Task to complete:
Show, in full, each line of the data that contains "India".

Excerpted data:
↓↓↓

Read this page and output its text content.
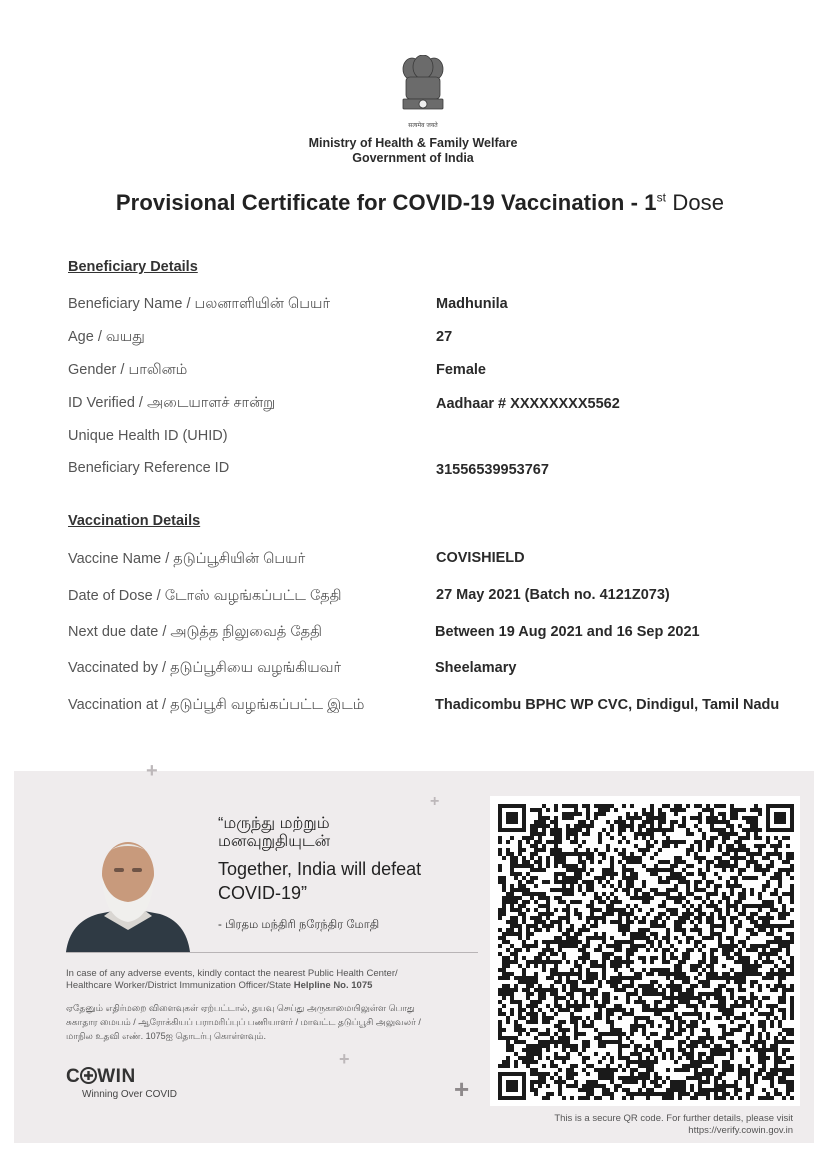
सत्यमेव जयते
Ministry of Health & Family Welfare
Government of India
Provisional Certificate for COVID-19 Vaccination - 1st Dose
Beneficiary Details
Beneficiary Name / பலனாளியின் பெயர்	Madhunila
Age / வயது	27
Gender / பாலினம்	Female
ID Verified / அடையாளச் சான்று	Aadhaar # XXXXXXXX5562
Unique Health ID (UHID)
Beneficiary Reference ID	31556539953767
Vaccination Details
Vaccine Name / தடுப்பூசியின் பெயர்	COVISHIELD
Date of Dose / டோஸ் வழங்கப்பட்ட தேதி	27 May 2021 (Batch no. 4121Z073)
Next due date / அடுத்த நிலுவைத் தேதி	Between 19 Aug 2021 and 16 Sep 2021
Vaccinated by / தடுப்பூசியை வழங்கியவர்	Sheelamary
Vaccination at / தடுப்பூசி வழங்கப்பட்ட இடம்	Thadicombu BPHC WP CVC, Dindigul, Tamil Nadu
+
+
+
+
“மருந்து மற்றும்
மனவுறுதியுடன்
Together, India will defeat
COVID-19”
- பிரதம மந்திரி நரேந்திர மோதி
In case of any adverse events, kindly contact the nearest Public Health Center/
Healthcare Worker/District Immunization Officer/State Helpline No. 1075
ஏதேனும் எதிர்மறை விளைவுகள் ஏற்பட்டால், தயவு செய்து அருகாமையிலுள்ள பொது
சுகாதார மையம் / ஆரோக்கியப் பராமரிப்புப் பணியாளர் / மாவட்ட தடுப்பூசி அலுவலர் /
மாநில உதவி எண். 1075ஐ தொடர்பு கொள்ளவும்.
C WIN
Winning Over COVID
This is a secure QR code. For further details, please visit
https://verify.cowin.gov.in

↑↑↑

Response to the exercise:
Government of India
Together, India will defeat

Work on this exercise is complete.